Records to use:
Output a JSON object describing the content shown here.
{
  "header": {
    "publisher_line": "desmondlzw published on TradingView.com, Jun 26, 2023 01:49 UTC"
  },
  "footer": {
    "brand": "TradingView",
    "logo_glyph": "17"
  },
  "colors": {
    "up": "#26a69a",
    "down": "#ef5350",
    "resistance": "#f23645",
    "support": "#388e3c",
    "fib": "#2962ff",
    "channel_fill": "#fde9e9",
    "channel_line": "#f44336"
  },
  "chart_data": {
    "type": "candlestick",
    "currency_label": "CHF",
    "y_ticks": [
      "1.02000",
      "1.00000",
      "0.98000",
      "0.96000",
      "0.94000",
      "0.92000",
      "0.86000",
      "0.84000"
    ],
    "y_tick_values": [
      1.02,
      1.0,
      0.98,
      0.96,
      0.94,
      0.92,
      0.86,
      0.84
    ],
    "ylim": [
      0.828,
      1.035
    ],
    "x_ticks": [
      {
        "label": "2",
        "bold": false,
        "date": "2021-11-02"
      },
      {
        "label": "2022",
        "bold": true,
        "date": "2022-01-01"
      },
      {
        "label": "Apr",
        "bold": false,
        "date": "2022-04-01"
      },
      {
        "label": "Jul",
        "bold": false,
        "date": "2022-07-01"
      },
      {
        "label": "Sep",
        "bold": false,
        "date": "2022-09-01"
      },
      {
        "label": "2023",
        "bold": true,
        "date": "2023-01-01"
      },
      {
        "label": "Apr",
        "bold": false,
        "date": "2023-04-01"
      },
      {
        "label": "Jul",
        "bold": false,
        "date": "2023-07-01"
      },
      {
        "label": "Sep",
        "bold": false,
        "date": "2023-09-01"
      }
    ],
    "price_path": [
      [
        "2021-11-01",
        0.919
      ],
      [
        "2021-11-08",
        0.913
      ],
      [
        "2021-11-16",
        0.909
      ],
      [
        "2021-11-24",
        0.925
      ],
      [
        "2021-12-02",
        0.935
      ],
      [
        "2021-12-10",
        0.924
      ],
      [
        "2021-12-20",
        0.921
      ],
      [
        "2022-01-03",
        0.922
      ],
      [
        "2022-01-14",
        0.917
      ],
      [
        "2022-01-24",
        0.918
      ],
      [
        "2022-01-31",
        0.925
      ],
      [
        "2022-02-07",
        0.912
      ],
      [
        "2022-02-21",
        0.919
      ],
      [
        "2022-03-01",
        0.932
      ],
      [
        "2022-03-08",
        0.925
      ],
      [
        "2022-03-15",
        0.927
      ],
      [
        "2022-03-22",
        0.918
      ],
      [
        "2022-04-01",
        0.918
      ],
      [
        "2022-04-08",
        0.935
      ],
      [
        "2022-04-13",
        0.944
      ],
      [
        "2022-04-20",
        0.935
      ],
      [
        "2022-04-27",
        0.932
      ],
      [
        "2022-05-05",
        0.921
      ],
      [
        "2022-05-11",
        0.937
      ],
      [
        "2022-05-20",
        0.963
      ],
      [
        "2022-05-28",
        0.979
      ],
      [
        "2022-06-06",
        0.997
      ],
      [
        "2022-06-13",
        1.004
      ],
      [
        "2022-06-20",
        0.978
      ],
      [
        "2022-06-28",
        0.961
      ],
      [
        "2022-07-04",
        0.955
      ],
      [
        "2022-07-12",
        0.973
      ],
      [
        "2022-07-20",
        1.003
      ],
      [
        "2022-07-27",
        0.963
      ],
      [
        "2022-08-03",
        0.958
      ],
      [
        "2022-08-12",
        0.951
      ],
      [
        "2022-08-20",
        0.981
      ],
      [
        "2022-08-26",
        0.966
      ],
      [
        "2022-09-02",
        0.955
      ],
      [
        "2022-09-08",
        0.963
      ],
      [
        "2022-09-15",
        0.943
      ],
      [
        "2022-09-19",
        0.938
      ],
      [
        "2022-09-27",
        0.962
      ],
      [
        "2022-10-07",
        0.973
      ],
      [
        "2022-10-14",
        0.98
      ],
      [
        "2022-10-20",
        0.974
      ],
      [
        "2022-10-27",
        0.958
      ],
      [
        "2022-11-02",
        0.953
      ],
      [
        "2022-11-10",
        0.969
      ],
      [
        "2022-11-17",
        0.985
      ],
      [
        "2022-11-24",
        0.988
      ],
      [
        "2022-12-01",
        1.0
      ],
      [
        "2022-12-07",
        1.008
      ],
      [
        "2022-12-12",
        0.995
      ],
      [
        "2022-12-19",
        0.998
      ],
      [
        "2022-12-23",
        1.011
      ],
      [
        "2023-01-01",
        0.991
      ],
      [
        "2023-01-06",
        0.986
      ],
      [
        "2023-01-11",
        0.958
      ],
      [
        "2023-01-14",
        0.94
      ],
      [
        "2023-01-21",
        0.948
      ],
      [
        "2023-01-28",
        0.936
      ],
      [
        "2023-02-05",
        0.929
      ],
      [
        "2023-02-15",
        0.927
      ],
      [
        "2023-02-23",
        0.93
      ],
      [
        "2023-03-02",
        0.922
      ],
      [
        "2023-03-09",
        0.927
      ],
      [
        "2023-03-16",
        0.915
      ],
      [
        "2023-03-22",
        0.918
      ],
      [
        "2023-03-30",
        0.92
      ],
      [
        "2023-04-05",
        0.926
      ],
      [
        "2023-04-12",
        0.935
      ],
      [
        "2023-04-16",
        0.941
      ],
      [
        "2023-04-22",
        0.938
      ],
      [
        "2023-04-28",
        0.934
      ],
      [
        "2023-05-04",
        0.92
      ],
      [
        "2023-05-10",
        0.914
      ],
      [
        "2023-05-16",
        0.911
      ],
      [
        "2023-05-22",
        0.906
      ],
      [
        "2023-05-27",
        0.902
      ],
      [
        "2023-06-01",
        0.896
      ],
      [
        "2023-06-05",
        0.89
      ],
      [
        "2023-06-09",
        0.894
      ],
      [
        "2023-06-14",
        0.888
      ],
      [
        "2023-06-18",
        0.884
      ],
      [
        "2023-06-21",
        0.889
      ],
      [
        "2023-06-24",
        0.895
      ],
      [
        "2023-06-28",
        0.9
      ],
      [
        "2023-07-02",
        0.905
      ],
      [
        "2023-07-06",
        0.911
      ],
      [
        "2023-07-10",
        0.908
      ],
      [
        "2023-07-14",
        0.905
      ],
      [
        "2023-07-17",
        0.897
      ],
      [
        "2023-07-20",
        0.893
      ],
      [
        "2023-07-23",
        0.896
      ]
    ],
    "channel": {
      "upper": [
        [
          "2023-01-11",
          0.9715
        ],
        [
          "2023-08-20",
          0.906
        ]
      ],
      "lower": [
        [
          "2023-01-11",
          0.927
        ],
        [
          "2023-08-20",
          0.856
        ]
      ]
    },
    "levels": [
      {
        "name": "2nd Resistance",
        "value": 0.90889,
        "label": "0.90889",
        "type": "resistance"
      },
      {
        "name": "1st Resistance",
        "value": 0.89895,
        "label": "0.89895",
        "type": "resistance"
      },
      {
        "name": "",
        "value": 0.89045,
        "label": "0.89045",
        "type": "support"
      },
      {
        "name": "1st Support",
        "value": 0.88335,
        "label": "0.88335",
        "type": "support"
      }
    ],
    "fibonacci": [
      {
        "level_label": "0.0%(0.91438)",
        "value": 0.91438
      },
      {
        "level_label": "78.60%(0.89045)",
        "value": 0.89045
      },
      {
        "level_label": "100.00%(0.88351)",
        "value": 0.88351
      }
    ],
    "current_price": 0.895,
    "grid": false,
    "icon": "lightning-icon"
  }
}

Written request: All of the entries should be written out again exactly.

Exercise solution:
Output a JSON object describing the content shown here.
{
  "header": {
    "publisher_line": "desmondlzw published on TradingView.com, Jun 26, 2023 01:49 UTC"
  },
  "footer": {
    "brand": "TradingView",
    "logo_glyph": "17"
  },
  "colors": {
    "up": "#26a69a",
    "down": "#ef5350",
    "resistance": "#f23645",
    "support": "#388e3c",
    "fib": "#2962ff",
    "channel_fill": "#fde9e9",
    "channel_line": "#f44336"
  },
  "chart_data": {
    "type": "candlestick",
    "currency_label": "CHF",
    "y_ticks": [
      "1.02000",
      "1.00000",
      "0.98000",
      "0.96000",
      "0.94000",
      "0.92000",
      "0.86000",
      "0.84000"
    ],
    "y_tick_values": [
      1.02,
      1.0,
      0.98,
      0.96,
      0.94,
      0.92,
      0.86,
      0.84
    ],
    "ylim": [
      0.828,
      1.035
    ],
    "x_ticks": [
      {
        "label": "2",
        "bold": false,
        "date": "2021-11-02"
      },
      {
        "label": "2022",
        "bold": true,
        "date": "2022-01-01"
      },
      {
        "label": "Apr",
        "bold": false,
        "date": "2022-04-01"
      },
      {
        "label": "Jul",
        "bold": false,
        "date": "2022-07-01"
      },
      {
        "label": "Sep",
        "bold": false,
        "date": "2022-09-01"
      },
      {
        "label": "2023",
        "bold": true,
        "date": "2023-01-01"
      },
      {
        "label": "Apr",
        "bold": false,
        "date": "2023-04-01"
      },
      {
        "label": "Jul",
        "bold": false,
        "date": "2023-07-01"
      },
      {
        "label": "Sep",
        "bold": false,
        "date": "2023-09-01"
      }
    ],
    "price_path": [
      [
        "2021-11-01",
        0.919
      ],
      [
        "2021-11-08",
        0.913
      ],
      [
        "2021-11-16",
        0.909
      ],
      [
        "2021-11-24",
        0.925
      ],
      [
        "2021-12-02",
        0.935
      ],
      [
        "2021-12-10",
        0.924
      ],
      [
        "2021-12-20",
        0.921
      ],
      [
        "2022-01-03",
        0.922
      ],
      [
        "2022-01-14",
        0.917
      ],
      [
        "2022-01-24",
        0.918
      ],
      [
        "2022-01-31",
        0.925
      ],
      [
        "2022-02-07",
        0.912
      ],
      [
        "2022-02-21",
        0.919
      ],
      [
        "2022-03-01",
        0.932
      ],
      [
        "2022-03-08",
        0.925
      ],
      [
        "2022-03-15",
        0.927
      ],
      [
        "2022-03-22",
        0.918
      ],
      [
        "2022-04-01",
        0.918
      ],
      [
        "2022-04-08",
        0.935
      ],
      [
        "2022-04-13",
        0.944
      ],
      [
        "2022-04-20",
        0.935
      ],
      [
        "2022-04-27",
        0.932
      ],
      [
        "2022-05-05",
        0.921
      ],
      [
        "2022-05-11",
        0.937
      ],
      [
        "2022-05-20",
        0.963
      ],
      [
        "2022-05-28",
        0.979
      ],
      [
        "2022-06-06",
        0.997
      ],
      [
        "2022-06-13",
        1.004
      ],
      [
        "2022-06-20",
        0.978
      ],
      [
        "2022-06-28",
        0.961
      ],
      [
        "2022-07-04",
        0.955
      ],
      [
        "2022-07-12",
        0.973
      ],
      [
        "2022-07-20",
        1.003
      ],
      [
        "2022-07-27",
        0.963
      ],
      [
        "2022-08-03",
        0.958
      ],
      [
        "2022-08-12",
        0.951
      ],
      [
        "2022-08-20",
        0.981
      ],
      [
        "2022-08-26",
        0.966
      ],
      [
        "2022-09-02",
        0.955
      ],
      [
        "2022-09-08",
        0.963
      ],
      [
        "2022-09-15",
        0.943
      ],
      [
        "2022-09-19",
        0.938
      ],
      [
        "2022-09-27",
        0.962
      ],
      [
        "2022-10-07",
        0.973
      ],
      [
        "2022-10-14",
        0.98
      ],
      [
        "2022-10-20",
        0.974
      ],
      [
        "2022-10-27",
        0.958
      ],
      [
        "2022-11-02",
        0.953
      ],
      [
        "2022-11-10",
        0.969
      ],
      [
        "2022-11-17",
        0.985
      ],
      [
        "2022-11-24",
        0.988
      ],
      [
        "2022-12-01",
        1.0
      ],
      [
        "2022-12-07",
        1.008
      ],
      [
        "2022-12-12",
        0.995
      ],
      [
        "2022-12-19",
        0.998
      ],
      [
        "2022-12-23",
        1.011
      ],
      [
        "2023-01-01",
        0.991
      ],
      [
        "2023-01-06",
        0.986
      ],
      [
        "2023-01-11",
        0.958
      ],
      [
        "2023-01-14",
        0.94
      ],
      [
        "2023-01-21",
        0.948
      ],
      [
        "2023-01-28",
        0.936
      ],
      [
        "2023-02-05",
        0.929
      ],
      [
        "2023-02-15",
        0.927
      ],
      [
        "2023-02-23",
        0.93
      ],
      [
        "2023-03-02",
        0.922
      ],
      [
        "2023-03-09",
        0.927
      ],
      [
        "2023-03-16",
        0.915
      ],
      [
        "2023-03-22",
        0.918
      ],
      [
        "2023-03-30",
        0.92
      ],
      [
        "2023-04-05",
        0.926
      ],
      [
        "2023-04-12",
        0.935
      ],
      [
        "2023-04-16",
        0.941
      ],
      [
        "2023-04-22",
        0.938
      ],
      [
        "2023-04-28",
        0.934
      ],
      [
        "2023-05-04",
        0.92
      ],
      [
        "2023-05-10",
        0.914
      ],
      [
        "2023-05-16",
        0.911
      ],
      [
        "2023-05-22",
        0.906
      ],
      [
        "2023-05-27",
        0.902
      ],
      [
        "2023-06-01",
        0.896
      ],
      [
        "2023-06-05",
        0.89
      ],
      [
        "2023-06-09",
        0.894
      ],
      [
        "2023-06-14",
        0.888
      ],
      [
        "2023-06-18",
        0.884
      ],
      [
        "2023-06-21",
        0.889
      ],
      [
        "2023-06-24",
        0.895
      ],
      [
        "2023-06-28",
        0.9
      ],
      [
        "2023-07-02",
        0.905
      ],
      [
        "2023-07-06",
        0.911
      ],
      [
        "2023-07-10",
        0.908
      ],
      [
        "2023-07-14",
        0.905
      ],
      [
        "2023-07-17",
        0.897
      ],
      [
        "2023-07-20",
        0.893
      ],
      [
        "2023-07-23",
        0.896
      ]
    ],
    "channel": {
      "upper": [
        [
          "2023-01-11",
          0.9715
        ],
        [
          "2023-08-20",
          0.906
        ]
      ],
      "lower": [
        [
          "2023-01-11",
          0.927
        ],
        [
          "2023-08-20",
          0.856
        ]
      ]
    },
    "levels": [
      {
        "name": "2nd Resistance",
        "value": 0.90889,
        "label": "0.90889",
        "type": "resistance"
      },
      {
        "name": "1st Resistance",
        "value": 0.89895,
        "label": "0.89895",
        "type": "resistance"
      },
      {
        "name": "",
        "value": 0.89045,
        "label": "0.89045",
        "type": "support"
      },
      {
        "name": "1st Support",
        "value": 0.88335,
        "label": "0.88335",
        "type": "support"
      }
    ],
    "fibonacci": [
      {
        "level_label": "0.0%(0.91438)",
        "value": 0.91438
      },
      {
        "level_label": "78.60%(0.89045)",
        "value": 0.89045
      },
      {
        "level_label": "100.00%(0.88351)",
        "value": 0.88351
      }
    ],
    "current_price": 0.895,
    "grid": false,
    "icon": "lightning-icon"
  }
}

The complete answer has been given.